— Start of Task data —
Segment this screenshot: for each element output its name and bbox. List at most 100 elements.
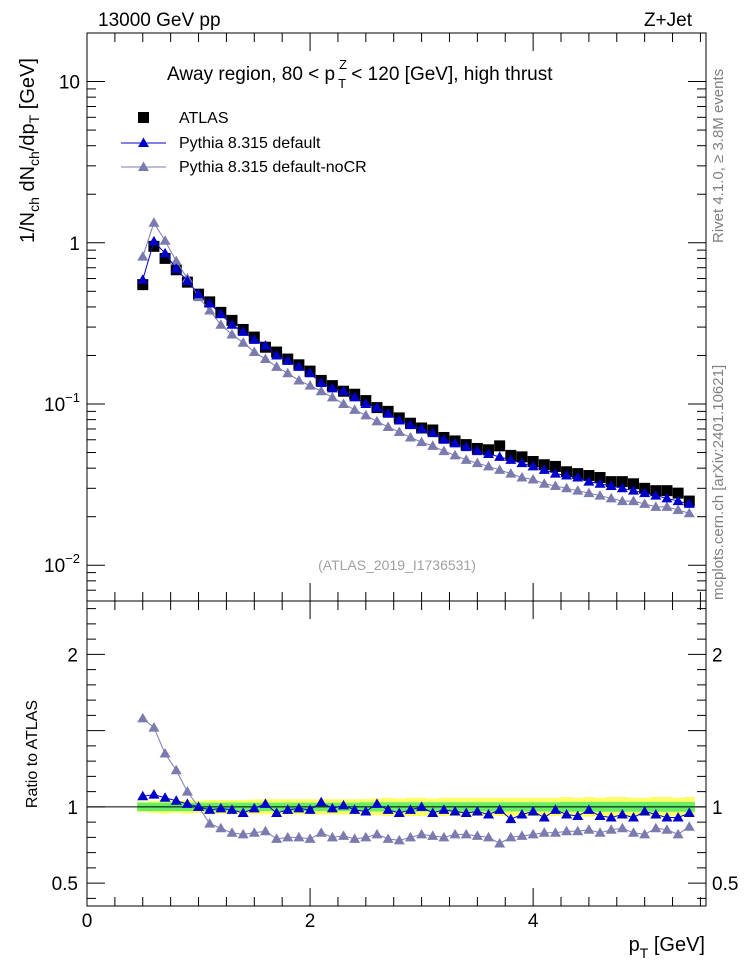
title-part-b: < 120 [GeV], high thrust <box>346 64 553 85</box>
pythia-point <box>494 451 506 461</box>
nocr-point <box>259 353 271 364</box>
legend-label-pythia: Pythia 8.315 default <box>179 135 321 152</box>
pythia-point <box>572 472 584 482</box>
pythia-point <box>393 415 405 425</box>
main-data-layer <box>137 217 695 518</box>
ratio-nocr-point <box>237 828 249 839</box>
ratio-pythia-point <box>237 807 249 817</box>
ratio-pythia-point <box>460 807 472 817</box>
nocr-point <box>304 380 316 390</box>
ratio-nocr-point <box>159 748 171 758</box>
ratio-panel: 2 21 10.5 0.50 2 4 Ratio to ATLAS pT [GeV] <box>24 600 738 961</box>
ylabel-a: 1/N <box>17 212 39 243</box>
nocr-point <box>315 385 327 396</box>
ratio-nocr-point <box>583 824 595 834</box>
ratio-pythia-point <box>382 804 394 814</box>
ratio-pythia-point <box>215 802 227 813</box>
atlas-point <box>159 252 171 264</box>
nocr-point <box>672 504 684 515</box>
ratio-ytick-label: 1 <box>67 798 78 819</box>
ratio-pythia-point <box>360 805 372 816</box>
ratio-pythia-point <box>326 802 338 813</box>
atlas-point <box>148 240 160 252</box>
header-right: Z+Jet <box>644 10 693 31</box>
ratio-pythia-point <box>393 807 405 817</box>
nocr-point <box>282 367 294 378</box>
nocr-line <box>142 221 690 514</box>
ytick-base: 1 <box>69 234 80 255</box>
ratio-pythia-point <box>427 807 439 817</box>
pythia-point <box>438 434 450 444</box>
ratio-pythia-point <box>338 799 350 810</box>
pythia-point <box>148 235 160 246</box>
pythia-point <box>226 319 238 329</box>
ratio-nocr-point <box>137 712 149 723</box>
atlas-point <box>516 451 528 463</box>
pythia-point <box>605 480 617 491</box>
ratio-nocr-line <box>142 718 690 845</box>
ratio-nocr-point <box>360 831 372 842</box>
ratio-nocr-point <box>293 831 305 842</box>
pythia-point <box>360 398 372 408</box>
nocr-point <box>561 482 573 493</box>
atlas-point <box>672 487 684 499</box>
main-ticks <box>86 32 706 602</box>
ratio-pythia-point <box>371 798 383 808</box>
ratio-pythia-point <box>594 810 606 821</box>
ratio-nocr-point <box>527 828 539 839</box>
ratio-nocr-point <box>594 827 606 837</box>
nocr-point <box>683 507 695 518</box>
ratio-pythia-point <box>159 792 171 802</box>
ratio-nocr-point <box>449 828 461 839</box>
pythia-point <box>650 490 662 500</box>
ratio-pythia-point <box>538 812 550 822</box>
ratio-pythia-point <box>181 798 193 808</box>
legend-label-atlas: ATLAS <box>179 110 229 127</box>
pythia-point <box>181 275 193 285</box>
atlas-point <box>594 472 606 484</box>
main-ytick-label: 10 <box>59 73 80 94</box>
pythia-point <box>661 492 673 503</box>
nocr-point <box>215 319 227 329</box>
pythia-point <box>561 470 573 480</box>
ratio-pythia-point <box>416 801 428 811</box>
pythia-point <box>505 454 517 464</box>
pythia-point <box>639 487 651 498</box>
nocr-point <box>538 478 550 488</box>
nocr-point <box>549 480 561 491</box>
ratio-pythia-point <box>259 798 271 808</box>
pythia-point <box>159 247 171 258</box>
ratio-nocr-point <box>326 831 338 842</box>
atlas-point <box>137 279 149 291</box>
nocr-point <box>371 415 383 426</box>
ratio-nocr-point <box>404 831 416 842</box>
ratio-nocr-point <box>471 830 483 840</box>
ratio-pythia-point <box>226 804 238 814</box>
pythia-point <box>215 308 227 319</box>
ratio-pythia-point <box>271 807 283 817</box>
pythia-point <box>349 391 361 402</box>
nocr-point <box>148 217 160 227</box>
ratio-nocr-point <box>148 722 160 732</box>
atlas-point <box>628 478 640 490</box>
ratio-ytick-label-right: 0.5 <box>712 874 738 895</box>
ratio-nocr-point <box>572 825 584 836</box>
ylabel-s1: ch <box>26 197 42 212</box>
ratio-nocr-point <box>438 831 450 842</box>
xtick-label: 0 <box>82 911 93 932</box>
nocr-point <box>438 445 450 456</box>
ratio-pythia-point <box>583 804 595 814</box>
nocr-point <box>505 468 517 478</box>
pythia-point <box>594 478 606 488</box>
pythia-line <box>142 240 690 505</box>
ratio-nocr-point <box>170 764 182 775</box>
ratio-nocr-point <box>382 833 394 843</box>
ratio-nocr-point <box>259 825 271 836</box>
pythia-point <box>460 441 472 452</box>
legend: ATLAS Pythia 8.315 default Pythia 8.315 … <box>121 110 367 176</box>
nocr-point <box>572 485 584 495</box>
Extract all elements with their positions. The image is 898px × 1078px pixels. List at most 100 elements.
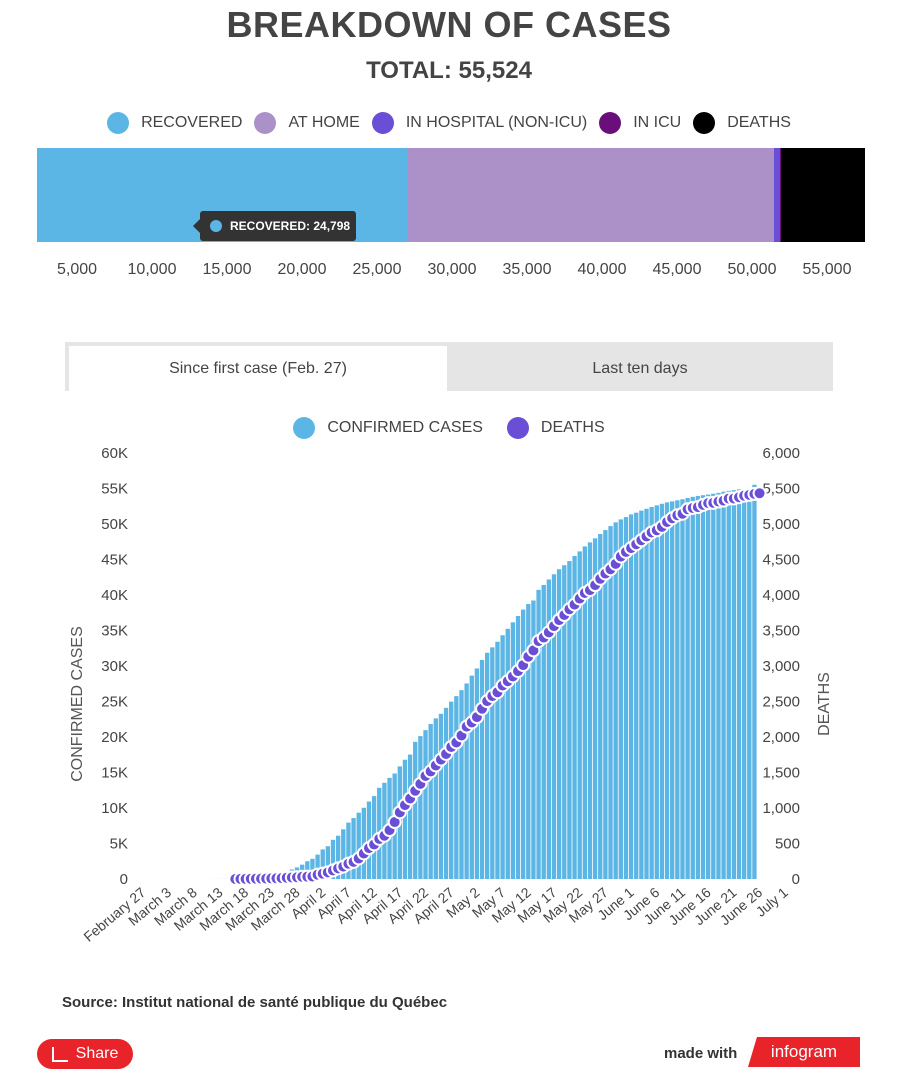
cases-bar <box>685 497 690 879</box>
x-tick-label: 35,000 <box>502 261 552 278</box>
cases-bar <box>706 494 711 879</box>
cases-legend-item[interactable]: DEATHS <box>506 417 605 439</box>
share-label: Share <box>75 1045 119 1062</box>
x-tick-label: 40,000 <box>577 261 627 278</box>
cases-bar <box>613 522 618 879</box>
cases-bar <box>695 495 701 879</box>
y-tick-label: 25K <box>101 694 128 711</box>
x-tick-label: 45,000 <box>652 261 702 278</box>
cases-bar <box>731 490 737 879</box>
tab-bar: Since first case (Feb. 27) Last ten days <box>65 342 833 391</box>
y-tick-label: 45K <box>101 552 128 569</box>
cases-bar <box>490 647 495 879</box>
source-note: Source: Institut national de santé publi… <box>62 994 448 1011</box>
cases-bar <box>325 846 331 879</box>
cases-bar <box>618 519 623 879</box>
legend-label: AT HOME <box>288 114 360 131</box>
segment-in-icu[interactable] <box>780 148 781 242</box>
cases-bar <box>536 589 541 879</box>
share-button[interactable]: Share <box>37 1039 133 1069</box>
breakdown-legend-item[interactable]: DEATHS <box>693 112 791 134</box>
legend-dot-icon <box>506 417 529 439</box>
infogram-logo[interactable]: infogram <box>748 1037 860 1067</box>
cases-bar <box>341 829 346 879</box>
share-icon <box>51 1046 68 1062</box>
cases-bar <box>520 609 526 879</box>
cases-bar <box>608 526 613 879</box>
segment-at-home[interactable] <box>406 148 775 242</box>
cases-bar <box>515 615 521 879</box>
cases-bar <box>587 542 593 879</box>
cases-bar <box>459 690 464 879</box>
y-tick-label: 40K <box>101 587 128 604</box>
cases-bar <box>510 622 516 879</box>
y2-axis-title: DEATHS <box>816 672 833 736</box>
cases-bar <box>690 496 695 879</box>
cases-bar <box>639 510 644 879</box>
cases-bar <box>644 508 649 879</box>
cases-bar <box>700 495 706 879</box>
tooltip-text: RECOVERED: 24,798 <box>230 219 351 233</box>
cases-bar <box>505 628 510 879</box>
y2-tick-label: 5,000 <box>762 516 800 533</box>
x-tick-label: 15,000 <box>202 261 252 278</box>
y-tick-label: 50K <box>101 516 128 533</box>
segment-in-hospital-non-icu[interactable] <box>774 148 781 242</box>
cases-bar <box>320 849 325 879</box>
y2-tick-label: 0 <box>792 871 800 888</box>
y2-tick-label: 6,000 <box>762 445 800 462</box>
breakdown-legend-item[interactable]: RECOVERED <box>107 112 242 134</box>
cases-bar <box>634 512 639 879</box>
cases-bar <box>675 500 680 879</box>
cases-bar <box>680 499 685 879</box>
cases-bar <box>438 713 444 879</box>
cases-bar <box>346 822 351 879</box>
cases-bar <box>433 718 438 879</box>
breakdown-legend-item[interactable]: IN HOSPITAL (NON-ICU) <box>371 112 587 134</box>
legend-dot-icon <box>107 112 130 134</box>
deaths-point <box>752 486 767 501</box>
made-with-text: made with <box>664 1045 738 1062</box>
tab-last-ten-days[interactable]: Last ten days <box>592 359 688 377</box>
y-axis-title: CONFIRMED CASES <box>69 626 86 782</box>
cases-bar <box>356 812 361 879</box>
y2-tick-label: 5,500 <box>762 481 800 498</box>
breakdown-legend-item[interactable]: IN ICU <box>599 112 681 134</box>
cases-bar <box>726 490 731 879</box>
cases-bar <box>449 701 454 879</box>
y-tick-label: 20K <box>101 729 128 746</box>
cases-bar <box>335 835 341 879</box>
cases-bar <box>351 818 356 879</box>
cases-bar <box>418 736 423 879</box>
tab-since-first-case[interactable]: Since first case (Feb. 27) <box>69 346 447 391</box>
cases-bar <box>659 503 665 879</box>
x-tick-label: 10,000 <box>127 261 177 278</box>
cases-bar <box>315 854 320 879</box>
chart-title: BREAKDOWN OF CASES <box>226 4 672 45</box>
legend-dot-icon <box>254 112 277 134</box>
cases-bar <box>541 584 546 879</box>
cases-bar <box>654 505 659 879</box>
cases-bar <box>567 561 572 879</box>
breakdown-legend-item[interactable]: AT HOME <box>254 112 360 134</box>
total-cases: TOTAL: 55,524 <box>366 57 532 84</box>
legend-label: DEATHS <box>540 419 605 436</box>
breakdown-x-axis: 5,000 10,000 15,000 20,000 25,000 30,000 35,00… <box>0 261 898 281</box>
cases-bar <box>577 551 582 879</box>
cases-bar <box>747 487 752 879</box>
segment-deaths[interactable] <box>780 148 865 242</box>
cases-bar <box>670 501 675 879</box>
cases-bar <box>582 546 588 879</box>
cases-bar <box>330 839 336 879</box>
cases-bar <box>556 569 562 879</box>
cases-bar <box>479 660 485 879</box>
breakdown-stacked-bar[interactable] <box>37 148 865 242</box>
cases-bar <box>485 652 490 879</box>
cases-legend-item[interactable]: CONFIRMED CASES <box>293 417 483 439</box>
y-tick-label: 35K <box>101 623 128 640</box>
y-tick-label: 30K <box>101 658 128 675</box>
tooltip-dot-icon <box>210 220 222 232</box>
cases-bar <box>469 675 474 879</box>
cases-bar <box>752 484 757 879</box>
cases-legend: CONFIRMED CASES DEATHS <box>0 417 898 439</box>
— End of Task data —
▶ [Work instructions]: Please copy out the stretch from the line containing "cases-bar <box>685 497 690 879</box>" through the line containing "cases-bar <box>490 647 495 879</box>", character for character, including both end lines.

▶ [Reply to the task]:
cases-bar <box>685 497 690 879</box>
x-tick-label: 35,000 <box>502 261 552 278</box>
cases-bar <box>706 494 711 879</box>
cases-legend-item[interactable]: DEATHS <box>506 417 605 439</box>
share-label: Share <box>75 1045 119 1062</box>
x-tick-label: 40,000 <box>577 261 627 278</box>
cases-bar <box>613 522 618 879</box>
cases-bar <box>695 495 701 879</box>
y-tick-label: 25K <box>101 694 128 711</box>
x-tick-label: 45,000 <box>652 261 702 278</box>
cases-bar <box>731 490 737 879</box>
tab-bar: Since first case (Feb. 27) Last ten days <box>65 342 833 391</box>
y-tick-label: 45K <box>101 552 128 569</box>
cases-bar <box>490 647 495 879</box>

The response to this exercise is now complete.